(Entries from a dataset)
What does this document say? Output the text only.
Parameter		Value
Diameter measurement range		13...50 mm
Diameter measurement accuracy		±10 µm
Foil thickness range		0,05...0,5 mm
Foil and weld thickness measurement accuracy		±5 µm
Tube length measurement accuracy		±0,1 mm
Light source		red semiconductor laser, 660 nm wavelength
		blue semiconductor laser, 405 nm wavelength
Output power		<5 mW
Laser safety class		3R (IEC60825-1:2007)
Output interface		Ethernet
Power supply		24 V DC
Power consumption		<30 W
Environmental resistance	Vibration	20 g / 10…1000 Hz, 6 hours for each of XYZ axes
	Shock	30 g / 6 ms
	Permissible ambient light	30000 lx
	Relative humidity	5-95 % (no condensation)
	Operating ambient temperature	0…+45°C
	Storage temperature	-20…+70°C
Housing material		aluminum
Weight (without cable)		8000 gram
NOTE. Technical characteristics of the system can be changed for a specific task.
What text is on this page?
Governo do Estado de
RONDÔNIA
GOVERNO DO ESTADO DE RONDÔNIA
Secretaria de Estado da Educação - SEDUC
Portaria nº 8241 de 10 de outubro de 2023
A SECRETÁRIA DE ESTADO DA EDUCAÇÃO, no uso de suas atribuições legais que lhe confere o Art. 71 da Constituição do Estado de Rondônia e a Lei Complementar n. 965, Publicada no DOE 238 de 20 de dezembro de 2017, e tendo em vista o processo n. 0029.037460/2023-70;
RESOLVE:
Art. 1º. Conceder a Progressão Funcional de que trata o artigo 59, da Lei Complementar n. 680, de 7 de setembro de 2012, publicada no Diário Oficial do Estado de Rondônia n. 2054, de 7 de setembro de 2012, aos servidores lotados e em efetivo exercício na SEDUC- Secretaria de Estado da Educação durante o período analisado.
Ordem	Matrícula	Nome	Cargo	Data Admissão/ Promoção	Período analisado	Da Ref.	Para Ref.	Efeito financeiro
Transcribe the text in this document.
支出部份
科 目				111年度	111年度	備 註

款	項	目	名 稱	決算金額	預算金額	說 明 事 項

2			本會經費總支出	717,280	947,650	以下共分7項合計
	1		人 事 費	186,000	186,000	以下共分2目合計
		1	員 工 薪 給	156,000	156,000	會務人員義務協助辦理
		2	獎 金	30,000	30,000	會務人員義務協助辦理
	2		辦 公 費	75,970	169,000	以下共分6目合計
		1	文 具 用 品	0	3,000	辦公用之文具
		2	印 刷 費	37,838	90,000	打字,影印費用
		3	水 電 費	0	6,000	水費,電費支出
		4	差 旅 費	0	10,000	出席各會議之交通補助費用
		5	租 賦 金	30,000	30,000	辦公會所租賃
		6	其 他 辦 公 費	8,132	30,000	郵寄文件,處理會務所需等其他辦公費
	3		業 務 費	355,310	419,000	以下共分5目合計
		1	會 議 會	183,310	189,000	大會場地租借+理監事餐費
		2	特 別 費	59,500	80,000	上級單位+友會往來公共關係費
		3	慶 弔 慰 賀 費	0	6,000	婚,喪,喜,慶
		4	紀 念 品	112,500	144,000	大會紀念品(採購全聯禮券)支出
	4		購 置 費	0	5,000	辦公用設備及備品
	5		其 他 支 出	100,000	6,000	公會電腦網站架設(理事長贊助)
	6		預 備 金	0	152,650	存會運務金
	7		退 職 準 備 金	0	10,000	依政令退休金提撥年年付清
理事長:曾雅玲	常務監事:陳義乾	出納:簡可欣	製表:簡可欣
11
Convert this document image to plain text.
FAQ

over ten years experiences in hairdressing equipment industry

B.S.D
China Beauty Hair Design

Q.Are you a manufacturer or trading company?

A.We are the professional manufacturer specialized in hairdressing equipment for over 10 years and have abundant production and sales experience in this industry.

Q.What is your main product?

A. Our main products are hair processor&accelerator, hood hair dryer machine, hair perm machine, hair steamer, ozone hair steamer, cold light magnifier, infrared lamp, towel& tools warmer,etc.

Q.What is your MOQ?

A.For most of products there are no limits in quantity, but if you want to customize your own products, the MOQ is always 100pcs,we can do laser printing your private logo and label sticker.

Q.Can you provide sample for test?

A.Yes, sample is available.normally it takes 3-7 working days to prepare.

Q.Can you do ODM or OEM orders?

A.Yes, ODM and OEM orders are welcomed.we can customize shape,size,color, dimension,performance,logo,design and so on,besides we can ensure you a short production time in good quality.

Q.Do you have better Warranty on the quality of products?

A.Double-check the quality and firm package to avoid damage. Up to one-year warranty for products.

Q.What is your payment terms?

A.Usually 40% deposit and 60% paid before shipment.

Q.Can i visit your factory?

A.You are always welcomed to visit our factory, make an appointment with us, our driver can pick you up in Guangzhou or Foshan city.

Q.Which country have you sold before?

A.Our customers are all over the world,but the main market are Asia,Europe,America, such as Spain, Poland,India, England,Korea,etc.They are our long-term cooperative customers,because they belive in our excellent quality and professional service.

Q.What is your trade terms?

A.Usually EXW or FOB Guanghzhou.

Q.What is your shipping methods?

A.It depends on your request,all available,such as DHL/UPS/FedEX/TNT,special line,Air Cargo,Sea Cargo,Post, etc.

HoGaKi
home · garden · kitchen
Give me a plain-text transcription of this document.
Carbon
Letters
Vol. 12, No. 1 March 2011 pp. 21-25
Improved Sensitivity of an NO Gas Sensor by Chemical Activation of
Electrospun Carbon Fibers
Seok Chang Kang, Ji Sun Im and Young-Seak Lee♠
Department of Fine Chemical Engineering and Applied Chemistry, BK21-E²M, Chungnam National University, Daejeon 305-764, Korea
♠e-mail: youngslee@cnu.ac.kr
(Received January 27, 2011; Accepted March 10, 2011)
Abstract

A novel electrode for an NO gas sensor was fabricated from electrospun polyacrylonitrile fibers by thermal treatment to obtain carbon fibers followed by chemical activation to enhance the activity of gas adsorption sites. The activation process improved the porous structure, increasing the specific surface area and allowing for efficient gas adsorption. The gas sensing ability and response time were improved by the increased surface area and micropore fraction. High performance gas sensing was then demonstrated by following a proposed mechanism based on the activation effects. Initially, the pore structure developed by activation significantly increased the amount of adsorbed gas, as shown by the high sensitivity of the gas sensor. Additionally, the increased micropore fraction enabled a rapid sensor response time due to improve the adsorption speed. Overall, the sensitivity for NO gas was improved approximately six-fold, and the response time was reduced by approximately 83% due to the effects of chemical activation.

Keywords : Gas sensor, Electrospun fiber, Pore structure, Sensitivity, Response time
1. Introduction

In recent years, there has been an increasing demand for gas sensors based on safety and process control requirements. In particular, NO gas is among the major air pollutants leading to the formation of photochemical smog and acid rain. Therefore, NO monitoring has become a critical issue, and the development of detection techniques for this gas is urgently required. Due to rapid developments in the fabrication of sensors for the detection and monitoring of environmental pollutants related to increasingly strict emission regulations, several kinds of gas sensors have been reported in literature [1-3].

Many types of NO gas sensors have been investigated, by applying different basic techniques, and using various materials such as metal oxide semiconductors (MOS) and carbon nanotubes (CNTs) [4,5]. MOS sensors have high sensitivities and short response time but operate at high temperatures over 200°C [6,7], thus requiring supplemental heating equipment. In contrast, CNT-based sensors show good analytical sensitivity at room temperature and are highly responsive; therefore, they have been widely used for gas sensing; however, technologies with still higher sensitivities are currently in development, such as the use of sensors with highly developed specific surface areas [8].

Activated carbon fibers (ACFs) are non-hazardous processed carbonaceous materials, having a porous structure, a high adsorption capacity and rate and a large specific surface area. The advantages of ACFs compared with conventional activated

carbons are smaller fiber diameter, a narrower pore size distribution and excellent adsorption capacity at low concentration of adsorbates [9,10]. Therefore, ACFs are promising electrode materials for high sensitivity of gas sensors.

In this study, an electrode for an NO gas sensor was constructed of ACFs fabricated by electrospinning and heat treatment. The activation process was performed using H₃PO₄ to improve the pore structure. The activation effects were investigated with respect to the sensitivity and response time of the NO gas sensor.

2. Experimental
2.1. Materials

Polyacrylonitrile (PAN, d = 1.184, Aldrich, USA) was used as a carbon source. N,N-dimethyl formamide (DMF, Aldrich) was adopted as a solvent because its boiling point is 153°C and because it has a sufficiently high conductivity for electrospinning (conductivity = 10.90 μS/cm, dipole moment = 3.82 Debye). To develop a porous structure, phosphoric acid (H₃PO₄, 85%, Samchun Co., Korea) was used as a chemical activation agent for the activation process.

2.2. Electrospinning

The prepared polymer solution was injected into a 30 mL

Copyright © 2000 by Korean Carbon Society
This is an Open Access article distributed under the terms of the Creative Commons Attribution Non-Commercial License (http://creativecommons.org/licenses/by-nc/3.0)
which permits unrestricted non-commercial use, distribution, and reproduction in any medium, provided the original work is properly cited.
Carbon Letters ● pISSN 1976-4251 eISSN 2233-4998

- The request -
What is the number of lines in the data that hold the string "manufacturer"? Answer with the number only.

- Result for this exercise -
2